* _The request_:
Write out each line exactly as given. Leave the pictures out of your copy.

* _Exercise input_:

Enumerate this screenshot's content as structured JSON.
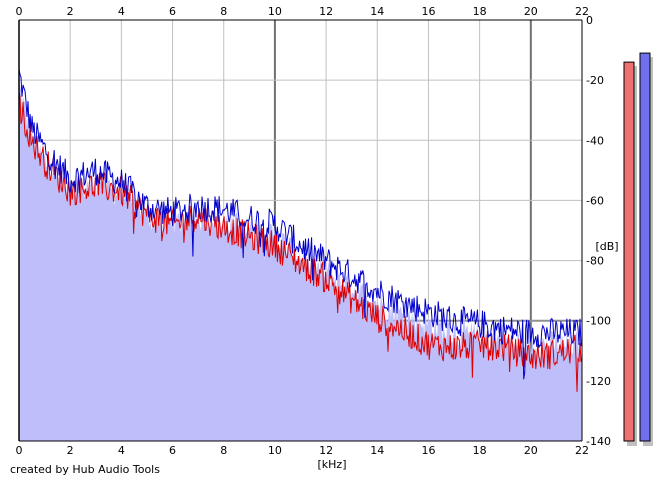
{
  "chart_data": {
    "type": "area",
    "xlabel": "[kHz]",
    "ylabel": "[dB]",
    "xlim": [
      0,
      22
    ],
    "ylim": [
      -140,
      0
    ],
    "x_ticks": [
      0,
      2,
      4,
      6,
      8,
      10,
      12,
      14,
      16,
      18,
      20,
      22
    ],
    "y_ticks": [
      0,
      -20,
      -40,
      -60,
      -80,
      -100,
      -120,
      -140
    ],
    "x_tick_labels": [
      "0",
      "2",
      "4",
      "6",
      "8",
      "10",
      "12",
      "14",
      "16",
      "18",
      "20",
      "22"
    ],
    "y_tick_labels": [
      "0",
      "-20",
      "-40",
      "-60",
      "-80",
      "-100",
      "-120",
      "-140"
    ],
    "grid": true,
    "series": [
      {
        "color": "#0000cc",
        "x": [
          0,
          0.5,
          1,
          2,
          3,
          4,
          5,
          6,
          7,
          8,
          9,
          10,
          11,
          12,
          13,
          14,
          15,
          16,
          17,
          18,
          19,
          20,
          21,
          22
        ],
        "values": [
          -18,
          -36,
          -43,
          -53,
          -50,
          -54,
          -62,
          -64,
          -62,
          -63,
          -66,
          -68,
          -75,
          -80,
          -85,
          -90,
          -94,
          -97,
          -100,
          -101,
          -103,
          -104,
          -104,
          -104
        ]
      },
      {
        "color": "#dd0000",
        "x": [
          0,
          0.5,
          1,
          2,
          3,
          4,
          5,
          6,
          7,
          8,
          9,
          10,
          11,
          12,
          13,
          14,
          15,
          16,
          17,
          18,
          19,
          20,
          21,
          22
        ],
        "values": [
          -28,
          -40,
          -47,
          -57,
          -55,
          -57,
          -65,
          -68,
          -65,
          -69,
          -72,
          -75,
          -81,
          -86,
          -93,
          -99,
          -103,
          -108,
          -109,
          -108,
          -109,
          -112,
          -111,
          -109
        ]
      }
    ],
    "level_meters": [
      {
        "color": "#ee7070",
        "level_db": -14
      },
      {
        "color": "#7070ee",
        "level_db": -11
      }
    ]
  },
  "credit": "created by Hub Audio Tools",
  "colors": {
    "fill": "#bebefa",
    "grid": "#c0c0c0",
    "axis": "#000000"
  }
}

* _Finished task_:
Enumerate this screenshot's content as structured JSON.
{
  "chart_data": {
    "type": "area",
    "xlabel": "[kHz]",
    "ylabel": "[dB]",
    "xlim": [
      0,
      22
    ],
    "ylim": [
      -140,
      0
    ],
    "x_ticks": [
      0,
      2,
      4,
      6,
      8,
      10,
      12,
      14,
      16,
      18,
      20,
      22
    ],
    "y_ticks": [
      0,
      -20,
      -40,
      -60,
      -80,
      -100,
      -120,
      -140
    ],
    "x_tick_labels": [
      "0",
      "2",
      "4",
      "6",
      "8",
      "10",
      "12",
      "14",
      "16",
      "18",
      "20",
      "22"
    ],
    "y_tick_labels": [
      "0",
      "-20",
      "-40",
      "-60",
      "-80",
      "-100",
      "-120",
      "-140"
    ],
    "grid": true,
    "series": [
      {
        "color": "#0000cc",
        "x": [
          0,
          0.5,
          1,
          2,
          3,
          4,
          5,
          6,
          7,
          8,
          9,
          10,
          11,
          12,
          13,
          14,
          15,
          16,
          17,
          18,
          19,
          20,
          21,
          22
        ],
        "values": [
          -18,
          -36,
          -43,
          -53,
          -50,
          -54,
          -62,
          -64,
          -62,
          -63,
          -66,
          -68,
          -75,
          -80,
          -85,
          -90,
          -94,
          -97,
          -100,
          -101,
          -103,
          -104,
          -104,
          -104
        ]
      },
      {
        "color": "#dd0000",
        "x": [
          0,
          0.5,
          1,
          2,
          3,
          4,
          5,
          6,
          7,
          8,
          9,
          10,
          11,
          12,
          13,
          14,
          15,
          16,
          17,
          18,
          19,
          20,
          21,
          22
        ],
        "values": [
          -28,
          -40,
          -47,
          -57,
          -55,
          -57,
          -65,
          -68,
          -65,
          -69,
          -72,
          -75,
          -81,
          -86,
          -93,
          -99,
          -103,
          -108,
          -109,
          -108,
          -109,
          -112,
          -111,
          -109
        ]
      }
    ],
    "level_meters": [
      {
        "color": "#ee7070",
        "level_db": -14
      },
      {
        "color": "#7070ee",
        "level_db": -11
      }
    ]
  },
  "credit": "created by Hub Audio Tools",
  "colors": {
    "fill": "#bebefa",
    "grid": "#c0c0c0",
    "axis": "#000000"
  }
}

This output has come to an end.